*Work required:*
Print out every record exactly as it appears.

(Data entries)

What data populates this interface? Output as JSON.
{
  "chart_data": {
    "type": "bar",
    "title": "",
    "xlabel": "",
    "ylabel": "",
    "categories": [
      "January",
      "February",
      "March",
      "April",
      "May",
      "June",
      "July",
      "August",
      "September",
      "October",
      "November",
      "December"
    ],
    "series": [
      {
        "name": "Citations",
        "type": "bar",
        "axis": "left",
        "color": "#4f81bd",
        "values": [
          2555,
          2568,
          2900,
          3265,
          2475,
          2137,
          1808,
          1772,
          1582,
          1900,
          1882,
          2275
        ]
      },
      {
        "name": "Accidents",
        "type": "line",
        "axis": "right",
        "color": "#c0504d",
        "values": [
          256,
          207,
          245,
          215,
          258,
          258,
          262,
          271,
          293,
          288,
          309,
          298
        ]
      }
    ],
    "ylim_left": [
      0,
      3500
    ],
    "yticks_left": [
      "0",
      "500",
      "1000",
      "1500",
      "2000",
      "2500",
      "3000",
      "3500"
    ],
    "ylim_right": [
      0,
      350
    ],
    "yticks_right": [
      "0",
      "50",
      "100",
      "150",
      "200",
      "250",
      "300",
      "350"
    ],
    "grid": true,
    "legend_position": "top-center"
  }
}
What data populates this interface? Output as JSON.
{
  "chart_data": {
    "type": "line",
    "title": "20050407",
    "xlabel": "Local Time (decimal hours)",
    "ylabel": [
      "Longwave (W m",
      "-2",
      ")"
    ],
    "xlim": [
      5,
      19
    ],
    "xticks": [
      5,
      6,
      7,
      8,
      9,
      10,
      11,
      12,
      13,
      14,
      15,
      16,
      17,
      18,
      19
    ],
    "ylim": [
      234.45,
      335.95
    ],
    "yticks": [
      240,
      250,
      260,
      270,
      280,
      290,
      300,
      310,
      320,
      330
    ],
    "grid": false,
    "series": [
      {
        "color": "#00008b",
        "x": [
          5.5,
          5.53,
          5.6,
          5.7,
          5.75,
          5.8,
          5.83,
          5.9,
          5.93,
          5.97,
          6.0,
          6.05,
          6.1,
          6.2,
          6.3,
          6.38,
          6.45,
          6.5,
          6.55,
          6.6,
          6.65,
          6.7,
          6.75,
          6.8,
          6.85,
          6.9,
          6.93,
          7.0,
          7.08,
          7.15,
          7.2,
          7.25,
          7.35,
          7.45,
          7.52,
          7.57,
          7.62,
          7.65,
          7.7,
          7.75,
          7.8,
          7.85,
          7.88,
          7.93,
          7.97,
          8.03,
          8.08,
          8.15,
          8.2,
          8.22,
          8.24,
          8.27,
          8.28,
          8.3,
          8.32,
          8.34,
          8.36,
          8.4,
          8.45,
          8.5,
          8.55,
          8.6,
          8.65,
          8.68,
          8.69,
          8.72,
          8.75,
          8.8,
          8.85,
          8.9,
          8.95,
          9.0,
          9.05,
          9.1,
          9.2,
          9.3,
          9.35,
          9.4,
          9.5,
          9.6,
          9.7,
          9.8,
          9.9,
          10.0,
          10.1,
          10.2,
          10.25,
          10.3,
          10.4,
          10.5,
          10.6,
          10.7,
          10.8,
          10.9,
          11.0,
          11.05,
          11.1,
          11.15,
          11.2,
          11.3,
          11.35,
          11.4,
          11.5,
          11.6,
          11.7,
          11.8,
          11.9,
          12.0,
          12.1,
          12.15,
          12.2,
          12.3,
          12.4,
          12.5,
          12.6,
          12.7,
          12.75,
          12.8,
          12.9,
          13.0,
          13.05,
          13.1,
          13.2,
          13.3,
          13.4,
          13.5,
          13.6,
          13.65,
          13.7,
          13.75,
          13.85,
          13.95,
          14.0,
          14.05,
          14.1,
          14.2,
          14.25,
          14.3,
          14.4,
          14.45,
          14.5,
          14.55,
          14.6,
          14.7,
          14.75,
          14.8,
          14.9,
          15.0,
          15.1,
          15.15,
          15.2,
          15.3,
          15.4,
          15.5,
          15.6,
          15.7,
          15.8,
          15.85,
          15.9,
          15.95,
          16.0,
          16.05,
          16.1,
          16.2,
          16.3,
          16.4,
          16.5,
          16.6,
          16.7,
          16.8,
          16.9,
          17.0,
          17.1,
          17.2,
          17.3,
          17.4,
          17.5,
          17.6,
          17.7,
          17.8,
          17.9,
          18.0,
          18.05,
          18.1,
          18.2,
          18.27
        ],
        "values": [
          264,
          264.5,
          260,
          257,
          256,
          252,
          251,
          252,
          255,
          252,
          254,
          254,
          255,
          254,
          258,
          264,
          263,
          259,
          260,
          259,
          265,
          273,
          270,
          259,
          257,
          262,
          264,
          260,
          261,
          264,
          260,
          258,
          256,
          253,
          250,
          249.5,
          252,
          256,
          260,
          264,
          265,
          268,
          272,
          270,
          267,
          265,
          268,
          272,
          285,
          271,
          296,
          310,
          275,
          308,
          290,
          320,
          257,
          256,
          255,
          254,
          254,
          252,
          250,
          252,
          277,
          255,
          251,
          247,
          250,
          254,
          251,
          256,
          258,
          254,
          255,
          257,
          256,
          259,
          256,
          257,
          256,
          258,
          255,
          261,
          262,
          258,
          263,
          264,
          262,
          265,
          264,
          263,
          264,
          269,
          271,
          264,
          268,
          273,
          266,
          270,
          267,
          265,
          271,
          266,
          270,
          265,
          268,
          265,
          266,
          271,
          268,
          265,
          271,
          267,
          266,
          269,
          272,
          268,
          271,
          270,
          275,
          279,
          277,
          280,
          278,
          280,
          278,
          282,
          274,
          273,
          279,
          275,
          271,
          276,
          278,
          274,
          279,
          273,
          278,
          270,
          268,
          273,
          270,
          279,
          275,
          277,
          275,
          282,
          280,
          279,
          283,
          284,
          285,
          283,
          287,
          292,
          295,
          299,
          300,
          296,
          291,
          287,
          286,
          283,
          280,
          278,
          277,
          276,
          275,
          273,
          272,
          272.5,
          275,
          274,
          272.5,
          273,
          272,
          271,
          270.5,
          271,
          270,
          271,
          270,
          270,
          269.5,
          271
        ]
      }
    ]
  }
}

*Solution for this problem:*
What data populates this interface? Output as JSON.
{
  "chart_data": {
    "type": "bar",
    "title": "",
    "xlabel": "",
    "ylabel": "",
    "categories": [
      "January",
      "February",
      "March",
      "April",
      "May",
      "June",
      "July",
      "August",
      "September",
      "October",
      "November",
      "December"
    ],
    "series": [
      {
        "name": "Citations",
        "type": "bar",
        "axis": "left",
        "color": "#4f81bd",
        "values": [
          2555,
          2568,
          2900,
          3265,
          2475,
          2137,
          1808,
          1772,
          1582,
          1900,
          1882,
          2275
        ]
      },
      {
        "name": "Accidents",
        "type": "line",
        "axis": "right",
        "color": "#c0504d",
        "values": [
          256,
          207,
          245,
          215,
          258,
          258,
          262,
          271,
          293,
          288,
          309,
          298
        ]
      }
    ],
    "ylim_left": [
      0,
      3500
    ],
    "yticks_left": [
      "0",
      "500",
      "1000",
      "1500",
      "2000",
      "2500",
      "3000",
      "3500"
    ],
    "ylim_right": [
      0,
      350
    ],
    "yticks_right": [
      "0",
      "50",
      "100",
      "150",
      "200",
      "250",
      "300",
      "350"
    ],
    "grid": true,
    "legend_position": "top-center"
  }
}
What data populates this interface? Output as JSON.
{
  "chart_data": {
    "type": "line",
    "title": "20050407",
    "xlabel": "Local Time (decimal hours)",
    "ylabel": [
      "Longwave (W m",
      "-2",
      ")"
    ],
    "xlim": [
      5,
      19
    ],
    "xticks": [
      5,
      6,
      7,
      8,
      9,
      10,
      11,
      12,
      13,
      14,
      15,
      16,
      17,
      18,
      19
    ],
    "ylim": [
      234.45,
      335.95
    ],
    "yticks": [
      240,
      250,
      260,
      270,
      280,
      290,
      300,
      310,
      320,
      330
    ],
    "grid": false,
    "series": [
      {
        "color": "#00008b",
        "x": [
          5.5,
          5.53,
          5.6,
          5.7,
          5.75,
          5.8,
          5.83,
          5.9,
          5.93,
          5.97,
          6.0,
          6.05,
          6.1,
          6.2,
          6.3,
          6.38,
          6.45,
          6.5,
          6.55,
          6.6,
          6.65,
          6.7,
          6.75,
          6.8,
          6.85,
          6.9,
          6.93,
          7.0,
          7.08,
          7.15,
          7.2,
          7.25,
          7.35,
          7.45,
          7.52,
          7.57,
          7.62,
          7.65,
          7.7,
          7.75,
          7.8,
          7.85,
          7.88,
          7.93,
          7.97,
          8.03,
          8.08,
          8.15,
          8.2,
          8.22,
          8.24,
          8.27,
          8.28,
          8.3,
          8.32,
          8.34,
          8.36,
          8.4,
          8.45,
          8.5,
          8.55,
          8.6,
          8.65,
          8.68,
          8.69,
          8.72,
          8.75,
          8.8,
          8.85,
          8.9,
          8.95,
          9.0,
          9.05,
          9.1,
          9.2,
          9.3,
          9.35,
          9.4,
          9.5,
          9.6,
          9.7,
          9.8,
          9.9,
          10.0,
          10.1,
          10.2,
          10.25,
          10.3,
          10.4,
          10.5,
          10.6,
          10.7,
          10.8,
          10.9,
          11.0,
          11.05,
          11.1,
          11.15,
          11.2,
          11.3,
          11.35,
          11.4,
          11.5,
          11.6,
          11.7,
          11.8,
          11.9,
          12.0,
          12.1,
          12.15,
          12.2,
          12.3,
          12.4,
          12.5,
          12.6,
          12.7,
          12.75,
          12.8,
          12.9,
          13.0,
          13.05,
          13.1,
          13.2,
          13.3,
          13.4,
          13.5,
          13.6,
          13.65,
          13.7,
          13.75,
          13.85,
          13.95,
          14.0,
          14.05,
          14.1,
          14.2,
          14.25,
          14.3,
          14.4,
          14.45,
          14.5,
          14.55,
          14.6,
          14.7,
          14.75,
          14.8,
          14.9,
          15.0,
          15.1,
          15.15,
          15.2,
          15.3,
          15.4,
          15.5,
          15.6,
          15.7,
          15.8,
          15.85,
          15.9,
          15.95,
          16.0,
          16.05,
          16.1,
          16.2,
          16.3,
          16.4,
          16.5,
          16.6,
          16.7,
          16.8,
          16.9,
          17.0,
          17.1,
          17.2,
          17.3,
          17.4,
          17.5,
          17.6,
          17.7,
          17.8,
          17.9,
          18.0,
          18.05,
          18.1,
          18.2,
          18.27
        ],
        "values": [
          264,
          264.5,
          260,
          257,
          256,
          252,
          251,
          252,
          255,
          252,
          254,
          254,
          255,
          254,
          258,
          264,
          263,
          259,
          260,
          259,
          265,
          273,
          270,
          259,
          257,
          262,
          264,
          260,
          261,
          264,
          260,
          258,
          256,
          253,
          250,
          249.5,
          252,
          256,
          260,
          264,
          265,
          268,
          272,
          270,
          267,
          265,
          268,
          272,
          285,
          271,
          296,
          310,
          275,
          308,
          290,
          320,
          257,
          256,
          255,
          254,
          254,
          252,
          250,
          252,
          277,
          255,
          251,
          247,
          250,
          254,
          251,
          256,
          258,
          254,
          255,
          257,
          256,
          259,
          256,
          257,
          256,
          258,
          255,
          261,
          262,
          258,
          263,
          264,
          262,
          265,
          264,
          263,
          264,
          269,
          271,
          264,
          268,
          273,
          266,
          270,
          267,
          265,
          271,
          266,
          270,
          265,
          268,
          265,
          266,
          271,
          268,
          265,
          271,
          267,
          266,
          269,
          272,
          268,
          271,
          270,
          275,
          279,
          277,
          280,
          278,
          280,
          278,
          282,
          274,
          273,
          279,
          275,
          271,
          276,
          278,
          274,
          279,
          273,
          278,
          270,
          268,
          273,
          270,
          279,
          275,
          277,
          275,
          282,
          280,
          279,
          283,
          284,
          285,
          283,
          287,
          292,
          295,
          299,
          300,
          296,
          291,
          287,
          286,
          283,
          280,
          278,
          277,
          276,
          275,
          273,
          272,
          272.5,
          275,
          274,
          272.5,
          273,
          272,
          271,
          270.5,
          271,
          270,
          271,
          270,
          270,
          269.5,
          271
        ]
      }
    ]
  }
}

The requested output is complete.